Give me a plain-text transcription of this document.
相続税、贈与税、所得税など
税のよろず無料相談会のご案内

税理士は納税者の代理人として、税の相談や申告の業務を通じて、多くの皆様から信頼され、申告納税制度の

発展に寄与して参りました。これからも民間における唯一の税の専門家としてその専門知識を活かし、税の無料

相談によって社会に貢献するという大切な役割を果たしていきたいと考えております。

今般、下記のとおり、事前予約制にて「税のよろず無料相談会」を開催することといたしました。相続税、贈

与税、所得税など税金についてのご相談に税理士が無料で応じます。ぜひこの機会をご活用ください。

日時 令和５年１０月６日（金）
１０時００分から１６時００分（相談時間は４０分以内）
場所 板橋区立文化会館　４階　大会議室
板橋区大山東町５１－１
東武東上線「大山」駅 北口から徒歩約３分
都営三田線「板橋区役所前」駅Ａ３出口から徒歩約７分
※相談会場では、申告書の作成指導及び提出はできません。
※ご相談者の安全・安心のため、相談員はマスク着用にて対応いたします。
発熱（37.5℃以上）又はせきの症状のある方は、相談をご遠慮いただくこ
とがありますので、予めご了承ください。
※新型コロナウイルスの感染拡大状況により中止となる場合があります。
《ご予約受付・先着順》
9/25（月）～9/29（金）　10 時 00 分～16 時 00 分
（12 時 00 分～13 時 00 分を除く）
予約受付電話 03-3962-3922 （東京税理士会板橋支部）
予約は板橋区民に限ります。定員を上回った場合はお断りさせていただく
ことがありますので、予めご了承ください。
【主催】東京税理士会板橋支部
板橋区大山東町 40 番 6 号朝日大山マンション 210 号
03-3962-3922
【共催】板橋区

» AIM
Your task is to reproduce the whole listing exactly.

» FINISHED ANSWER
Give me a plain-text transcription of this document.
相続税、贈与税、所得税など
税のよろず無料相談会のご案内

税理士は納税者の代理人として、税の相談や申告の業務を通じて、多くの皆様から信頼され、申告納税制度の

発展に寄与して参りました。これからも民間における唯一の税の専門家としてその専門知識を活かし、税の無料

相談によって社会に貢献するという大切な役割を果たしていきたいと考えております。

今般、下記のとおり、事前予約制にて「税のよろず無料相談会」を開催することといたしました。相続税、贈

与税、所得税など税金についてのご相談に税理士が無料で応じます。ぜひこの機会をご活用ください。

日時 令和５年１０月６日（金）
１０時００分から１６時００分（相談時間は４０分以内）
場所 板橋区立文化会館　４階　大会議室
板橋区大山東町５１－１
東武東上線「大山」駅 北口から徒歩約３分
都営三田線「板橋区役所前」駅Ａ３出口から徒歩約７分
※相談会場では、申告書の作成指導及び提出はできません。
※ご相談者の安全・安心のため、相談員はマスク着用にて対応いたします。
発熱（37.5℃以上）又はせきの症状のある方は、相談をご遠慮いただくこ
とがありますので、予めご了承ください。
※新型コロナウイルスの感染拡大状況により中止となる場合があります。
《ご予約受付・先着順》
9/25（月）～9/29（金）　10 時 00 分～16 時 00 分
（12 時 00 分～13 時 00 分を除く）
予約受付電話 03-3962-3922 （東京税理士会板橋支部）
予約は板橋区民に限ります。定員を上回った場合はお断りさせていただく
ことがありますので、予めご了承ください。
【主催】東京税理士会板橋支部
板橋区大山東町 40 番 6 号朝日大山マンション 210 号
03-3962-3922
【共催】板橋区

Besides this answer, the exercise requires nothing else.